# REQUIRED TASK:
Transcribe the entries that follow, word for word.

(Collection entries)
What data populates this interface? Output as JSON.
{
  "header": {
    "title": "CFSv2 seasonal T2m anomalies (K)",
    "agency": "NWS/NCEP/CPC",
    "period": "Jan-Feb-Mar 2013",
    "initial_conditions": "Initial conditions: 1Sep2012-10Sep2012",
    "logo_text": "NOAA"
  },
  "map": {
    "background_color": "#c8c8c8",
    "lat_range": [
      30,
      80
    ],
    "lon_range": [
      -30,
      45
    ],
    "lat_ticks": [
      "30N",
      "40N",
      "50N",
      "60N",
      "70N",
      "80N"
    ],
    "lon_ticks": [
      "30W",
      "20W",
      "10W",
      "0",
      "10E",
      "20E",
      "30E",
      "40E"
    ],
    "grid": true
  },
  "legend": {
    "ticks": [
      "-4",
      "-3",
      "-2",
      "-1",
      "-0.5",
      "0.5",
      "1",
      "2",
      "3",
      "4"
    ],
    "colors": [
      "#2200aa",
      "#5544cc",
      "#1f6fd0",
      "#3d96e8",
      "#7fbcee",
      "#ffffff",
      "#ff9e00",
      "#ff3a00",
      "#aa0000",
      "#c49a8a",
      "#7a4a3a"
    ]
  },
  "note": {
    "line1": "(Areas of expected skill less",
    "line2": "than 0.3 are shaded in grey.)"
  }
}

# SOLUTION TO THE PROBLEM:
What data populates this interface? Output as JSON.
{
  "header": {
    "title": "CFSv2 seasonal T2m anomalies (K)",
    "agency": "NWS/NCEP/CPC",
    "period": "Jan-Feb-Mar 2013",
    "initial_conditions": "Initial conditions: 1Sep2012-10Sep2012",
    "logo_text": "NOAA"
  },
  "map": {
    "background_color": "#c8c8c8",
    "lat_range": [
      30,
      80
    ],
    "lon_range": [
      -30,
      45
    ],
    "lat_ticks": [
      "30N",
      "40N",
      "50N",
      "60N",
      "70N",
      "80N"
    ],
    "lon_ticks": [
      "30W",
      "20W",
      "10W",
      "0",
      "10E",
      "20E",
      "30E",
      "40E"
    ],
    "grid": true
  },
  "legend": {
    "ticks": [
      "-4",
      "-3",
      "-2",
      "-1",
      "-0.5",
      "0.5",
      "1",
      "2",
      "3",
      "4"
    ],
    "colors": [
      "#2200aa",
      "#5544cc",
      "#1f6fd0",
      "#3d96e8",
      "#7fbcee",
      "#ffffff",
      "#ff9e00",
      "#ff3a00",
      "#aa0000",
      "#c49a8a",
      "#7a4a3a"
    ]
  },
  "note": {
    "line1": "(Areas of expected skill less",
    "line2": "than 0.3 are shaded in grey.)"
  }
}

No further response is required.